Required work
Gather all lines with the word "Assembly" in them.

Dataset
---*---
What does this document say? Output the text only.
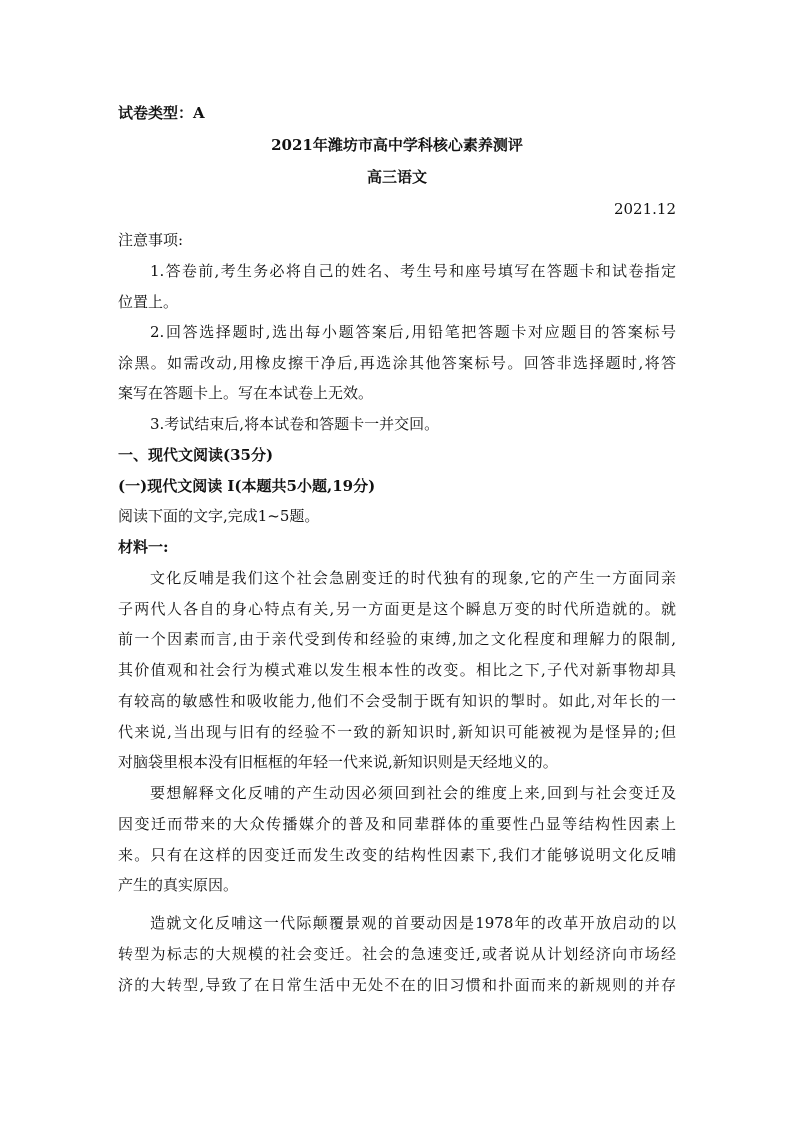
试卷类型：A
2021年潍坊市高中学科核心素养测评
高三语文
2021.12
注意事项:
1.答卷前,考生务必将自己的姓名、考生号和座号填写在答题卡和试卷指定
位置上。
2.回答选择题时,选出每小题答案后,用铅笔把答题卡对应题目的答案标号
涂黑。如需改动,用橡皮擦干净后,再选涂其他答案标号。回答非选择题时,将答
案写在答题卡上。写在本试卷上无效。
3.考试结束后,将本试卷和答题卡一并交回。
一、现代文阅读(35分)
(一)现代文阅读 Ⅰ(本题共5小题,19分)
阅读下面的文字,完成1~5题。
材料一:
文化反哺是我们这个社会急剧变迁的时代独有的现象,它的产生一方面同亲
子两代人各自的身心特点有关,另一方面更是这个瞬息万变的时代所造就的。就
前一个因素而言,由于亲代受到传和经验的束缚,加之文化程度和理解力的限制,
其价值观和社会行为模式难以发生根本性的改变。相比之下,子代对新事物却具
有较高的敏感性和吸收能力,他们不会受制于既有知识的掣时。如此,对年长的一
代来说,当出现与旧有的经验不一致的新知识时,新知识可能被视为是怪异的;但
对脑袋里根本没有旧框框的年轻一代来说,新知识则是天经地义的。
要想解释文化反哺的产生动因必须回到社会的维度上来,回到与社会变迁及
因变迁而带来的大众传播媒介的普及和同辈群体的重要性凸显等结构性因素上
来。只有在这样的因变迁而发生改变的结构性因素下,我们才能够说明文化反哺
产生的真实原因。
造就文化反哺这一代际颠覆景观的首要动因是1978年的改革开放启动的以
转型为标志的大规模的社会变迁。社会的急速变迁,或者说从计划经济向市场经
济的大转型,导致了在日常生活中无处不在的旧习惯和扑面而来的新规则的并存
---*---
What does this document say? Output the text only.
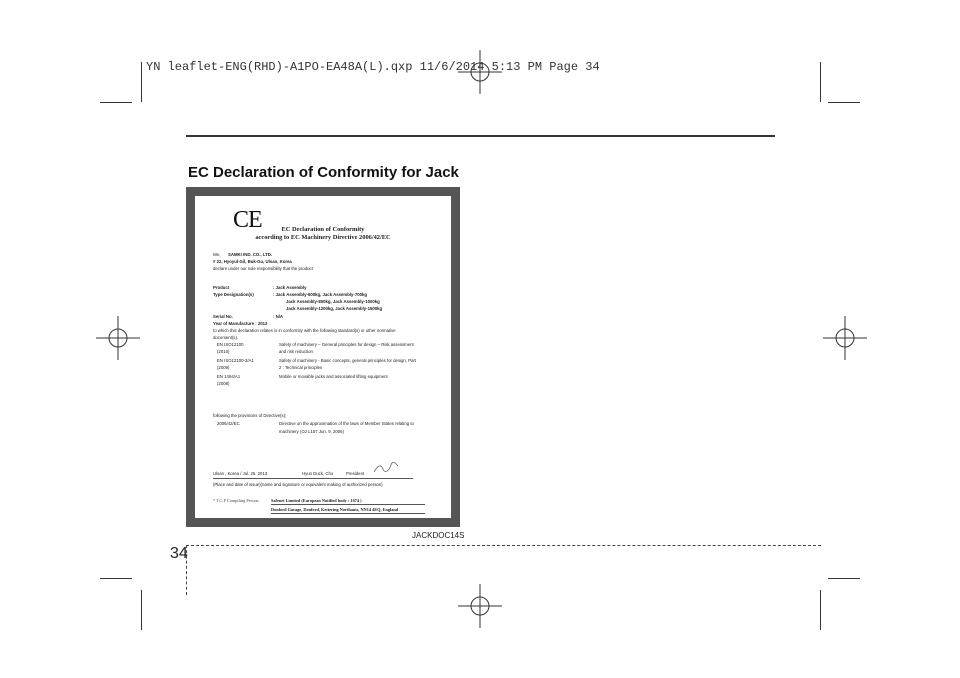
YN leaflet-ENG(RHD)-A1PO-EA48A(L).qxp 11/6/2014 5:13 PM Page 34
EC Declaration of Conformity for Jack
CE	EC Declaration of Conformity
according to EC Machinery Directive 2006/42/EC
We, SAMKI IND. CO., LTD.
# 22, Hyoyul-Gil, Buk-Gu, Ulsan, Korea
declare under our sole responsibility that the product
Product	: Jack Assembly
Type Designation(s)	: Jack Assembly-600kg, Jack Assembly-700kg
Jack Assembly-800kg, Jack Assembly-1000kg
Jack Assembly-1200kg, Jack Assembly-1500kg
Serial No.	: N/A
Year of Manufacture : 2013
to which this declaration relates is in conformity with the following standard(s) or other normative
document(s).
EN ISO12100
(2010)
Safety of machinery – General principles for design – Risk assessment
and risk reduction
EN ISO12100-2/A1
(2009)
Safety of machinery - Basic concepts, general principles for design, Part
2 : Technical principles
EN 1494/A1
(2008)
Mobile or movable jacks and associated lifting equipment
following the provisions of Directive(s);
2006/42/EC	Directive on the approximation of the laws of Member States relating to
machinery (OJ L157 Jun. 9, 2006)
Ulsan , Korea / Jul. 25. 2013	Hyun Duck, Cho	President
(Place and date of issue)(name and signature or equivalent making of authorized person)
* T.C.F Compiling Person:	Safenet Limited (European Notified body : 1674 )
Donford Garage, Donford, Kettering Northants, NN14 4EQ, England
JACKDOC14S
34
---*---
Response to this task
Product	: Jack Assembly
Type Designation(s)	: Jack Assembly-600kg, Jack Assembly-700kg
Jack Assembly-800kg, Jack Assembly-1000kg
Jack Assembly-1200kg, Jack Assembly-1500kg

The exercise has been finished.